■ **DATA FOR THE TASK**:
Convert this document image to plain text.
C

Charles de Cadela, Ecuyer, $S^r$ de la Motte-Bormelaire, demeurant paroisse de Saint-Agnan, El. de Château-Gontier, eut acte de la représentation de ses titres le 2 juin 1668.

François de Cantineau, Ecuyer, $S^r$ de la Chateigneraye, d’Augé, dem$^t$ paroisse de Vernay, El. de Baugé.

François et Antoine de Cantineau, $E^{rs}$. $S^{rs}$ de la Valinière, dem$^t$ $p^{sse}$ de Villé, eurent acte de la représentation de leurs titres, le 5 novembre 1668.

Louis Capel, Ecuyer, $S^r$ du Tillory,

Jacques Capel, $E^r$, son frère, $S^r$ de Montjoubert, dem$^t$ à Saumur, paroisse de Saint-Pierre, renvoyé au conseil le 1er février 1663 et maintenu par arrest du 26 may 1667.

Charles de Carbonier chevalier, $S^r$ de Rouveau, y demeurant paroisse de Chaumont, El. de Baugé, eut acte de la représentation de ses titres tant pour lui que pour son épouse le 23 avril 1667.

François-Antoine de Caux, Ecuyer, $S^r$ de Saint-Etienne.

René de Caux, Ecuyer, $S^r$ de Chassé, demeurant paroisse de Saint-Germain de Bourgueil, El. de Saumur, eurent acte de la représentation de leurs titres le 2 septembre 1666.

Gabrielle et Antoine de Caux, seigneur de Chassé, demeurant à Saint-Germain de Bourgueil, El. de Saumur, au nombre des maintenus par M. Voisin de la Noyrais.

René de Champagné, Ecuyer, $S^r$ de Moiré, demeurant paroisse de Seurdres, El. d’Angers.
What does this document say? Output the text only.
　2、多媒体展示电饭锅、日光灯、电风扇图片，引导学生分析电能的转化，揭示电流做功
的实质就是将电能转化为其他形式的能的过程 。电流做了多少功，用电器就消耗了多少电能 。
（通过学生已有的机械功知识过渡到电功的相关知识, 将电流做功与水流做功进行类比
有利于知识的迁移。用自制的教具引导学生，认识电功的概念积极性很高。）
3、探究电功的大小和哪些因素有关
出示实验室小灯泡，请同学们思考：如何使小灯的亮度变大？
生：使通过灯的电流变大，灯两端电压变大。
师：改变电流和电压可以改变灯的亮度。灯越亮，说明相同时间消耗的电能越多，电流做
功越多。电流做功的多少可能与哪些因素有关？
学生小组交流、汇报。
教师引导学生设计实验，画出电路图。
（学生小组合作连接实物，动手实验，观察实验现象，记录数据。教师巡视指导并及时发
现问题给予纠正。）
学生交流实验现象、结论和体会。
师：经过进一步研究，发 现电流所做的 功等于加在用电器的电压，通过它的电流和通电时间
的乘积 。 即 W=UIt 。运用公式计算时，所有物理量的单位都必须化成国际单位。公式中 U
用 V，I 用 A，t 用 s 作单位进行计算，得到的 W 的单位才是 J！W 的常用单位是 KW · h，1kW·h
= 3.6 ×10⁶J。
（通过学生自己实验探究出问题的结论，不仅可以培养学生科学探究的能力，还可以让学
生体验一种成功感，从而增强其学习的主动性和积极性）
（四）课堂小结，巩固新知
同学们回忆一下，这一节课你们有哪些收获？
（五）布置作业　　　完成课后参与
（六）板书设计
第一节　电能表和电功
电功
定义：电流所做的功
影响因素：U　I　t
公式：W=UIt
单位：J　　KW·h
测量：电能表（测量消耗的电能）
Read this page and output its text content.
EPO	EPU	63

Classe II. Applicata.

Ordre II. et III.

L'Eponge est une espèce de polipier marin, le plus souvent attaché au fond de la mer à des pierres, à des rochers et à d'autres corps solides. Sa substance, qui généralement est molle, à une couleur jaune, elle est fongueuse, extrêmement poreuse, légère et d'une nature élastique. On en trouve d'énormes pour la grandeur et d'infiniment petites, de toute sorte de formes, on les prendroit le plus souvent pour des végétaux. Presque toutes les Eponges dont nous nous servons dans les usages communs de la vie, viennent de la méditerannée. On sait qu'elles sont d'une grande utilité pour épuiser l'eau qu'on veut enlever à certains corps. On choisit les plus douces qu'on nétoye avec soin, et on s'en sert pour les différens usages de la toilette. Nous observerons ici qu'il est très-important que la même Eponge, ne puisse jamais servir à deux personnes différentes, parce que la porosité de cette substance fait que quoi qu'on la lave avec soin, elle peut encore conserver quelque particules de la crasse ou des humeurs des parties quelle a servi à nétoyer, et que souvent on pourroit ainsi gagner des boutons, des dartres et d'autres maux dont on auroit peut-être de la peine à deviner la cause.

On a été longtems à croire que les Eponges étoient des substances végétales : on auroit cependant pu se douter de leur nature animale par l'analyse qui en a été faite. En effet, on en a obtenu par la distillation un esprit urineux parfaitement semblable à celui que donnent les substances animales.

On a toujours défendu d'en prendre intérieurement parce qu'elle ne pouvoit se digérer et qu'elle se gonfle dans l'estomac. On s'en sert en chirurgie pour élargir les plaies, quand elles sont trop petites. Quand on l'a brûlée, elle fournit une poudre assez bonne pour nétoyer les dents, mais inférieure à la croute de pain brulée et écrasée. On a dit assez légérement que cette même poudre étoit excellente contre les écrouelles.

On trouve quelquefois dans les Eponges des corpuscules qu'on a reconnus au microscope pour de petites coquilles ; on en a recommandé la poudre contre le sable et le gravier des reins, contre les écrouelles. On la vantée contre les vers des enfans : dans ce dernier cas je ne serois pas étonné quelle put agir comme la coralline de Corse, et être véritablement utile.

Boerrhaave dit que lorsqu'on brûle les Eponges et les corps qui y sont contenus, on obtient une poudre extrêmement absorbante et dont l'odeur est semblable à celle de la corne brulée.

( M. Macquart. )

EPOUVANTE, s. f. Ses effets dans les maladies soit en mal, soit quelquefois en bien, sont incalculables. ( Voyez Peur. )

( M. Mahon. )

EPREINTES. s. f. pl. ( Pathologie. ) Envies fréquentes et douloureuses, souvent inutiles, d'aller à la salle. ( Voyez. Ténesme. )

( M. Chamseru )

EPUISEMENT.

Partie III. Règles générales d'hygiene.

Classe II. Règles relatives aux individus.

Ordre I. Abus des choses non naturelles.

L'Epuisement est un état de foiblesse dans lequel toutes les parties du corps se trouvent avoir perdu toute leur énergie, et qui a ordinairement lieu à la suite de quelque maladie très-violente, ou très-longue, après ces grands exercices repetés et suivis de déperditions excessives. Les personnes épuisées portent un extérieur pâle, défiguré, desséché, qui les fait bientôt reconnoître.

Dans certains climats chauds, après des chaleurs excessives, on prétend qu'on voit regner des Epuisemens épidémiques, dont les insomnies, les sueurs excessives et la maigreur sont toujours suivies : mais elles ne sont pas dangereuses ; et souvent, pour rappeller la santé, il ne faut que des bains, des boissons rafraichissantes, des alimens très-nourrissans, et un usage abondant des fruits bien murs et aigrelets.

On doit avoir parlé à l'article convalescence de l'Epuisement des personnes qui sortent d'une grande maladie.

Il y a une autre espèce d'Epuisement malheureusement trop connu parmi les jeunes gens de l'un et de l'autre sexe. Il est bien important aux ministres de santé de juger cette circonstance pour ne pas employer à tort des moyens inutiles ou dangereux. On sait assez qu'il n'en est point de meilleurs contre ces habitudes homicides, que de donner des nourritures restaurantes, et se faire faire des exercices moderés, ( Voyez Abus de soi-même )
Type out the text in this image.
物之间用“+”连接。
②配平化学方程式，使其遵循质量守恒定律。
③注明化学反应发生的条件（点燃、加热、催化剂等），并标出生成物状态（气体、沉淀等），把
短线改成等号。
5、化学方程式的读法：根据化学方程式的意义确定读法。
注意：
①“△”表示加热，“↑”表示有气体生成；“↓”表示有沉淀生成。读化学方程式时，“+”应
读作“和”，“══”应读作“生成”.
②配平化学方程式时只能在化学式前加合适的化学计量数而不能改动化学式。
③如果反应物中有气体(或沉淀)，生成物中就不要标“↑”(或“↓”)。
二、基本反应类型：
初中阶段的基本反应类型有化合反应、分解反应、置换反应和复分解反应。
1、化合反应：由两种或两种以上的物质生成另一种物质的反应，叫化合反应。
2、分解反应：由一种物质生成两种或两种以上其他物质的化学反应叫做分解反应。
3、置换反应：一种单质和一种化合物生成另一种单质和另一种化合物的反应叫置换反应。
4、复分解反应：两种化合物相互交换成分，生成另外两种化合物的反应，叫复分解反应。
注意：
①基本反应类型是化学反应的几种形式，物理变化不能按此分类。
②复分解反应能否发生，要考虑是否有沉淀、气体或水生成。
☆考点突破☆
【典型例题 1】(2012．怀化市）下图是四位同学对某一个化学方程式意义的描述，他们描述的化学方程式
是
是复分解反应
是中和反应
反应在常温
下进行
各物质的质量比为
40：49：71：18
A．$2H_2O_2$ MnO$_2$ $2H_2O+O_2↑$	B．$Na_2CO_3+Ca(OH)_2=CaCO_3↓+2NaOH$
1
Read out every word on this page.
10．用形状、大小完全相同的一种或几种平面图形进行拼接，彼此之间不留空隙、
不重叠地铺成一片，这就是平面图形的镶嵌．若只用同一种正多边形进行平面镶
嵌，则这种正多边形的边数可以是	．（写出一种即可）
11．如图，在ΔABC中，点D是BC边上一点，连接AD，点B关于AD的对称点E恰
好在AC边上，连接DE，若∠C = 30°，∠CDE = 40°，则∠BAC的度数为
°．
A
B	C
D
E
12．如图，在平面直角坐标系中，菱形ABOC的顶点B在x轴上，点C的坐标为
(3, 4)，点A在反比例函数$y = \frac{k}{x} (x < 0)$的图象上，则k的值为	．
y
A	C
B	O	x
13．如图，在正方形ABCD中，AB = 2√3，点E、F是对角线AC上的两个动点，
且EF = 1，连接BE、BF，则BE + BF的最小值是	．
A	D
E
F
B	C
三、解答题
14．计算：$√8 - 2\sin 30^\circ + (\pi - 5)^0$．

■ **WORK REQUIRED**: Search the listing above for the string "Bourgueil". Copy every line that contains it.

■ **WRITTEN REPLY**:
René de Caux, Ecuyer, $S^r$ de Chassé, demeurant paroisse de Saint-Germain de Bourgueil, El. de Saumur, eurent acte de la représentation de leurs titres le 2 septembre 1666.
Gabrielle et Antoine de Caux, seigneur de Chassé, demeurant à Saint-Germain de Bourgueil, El. de Saumur, au nombre des maintenus par M. Voisin de la Noyrais.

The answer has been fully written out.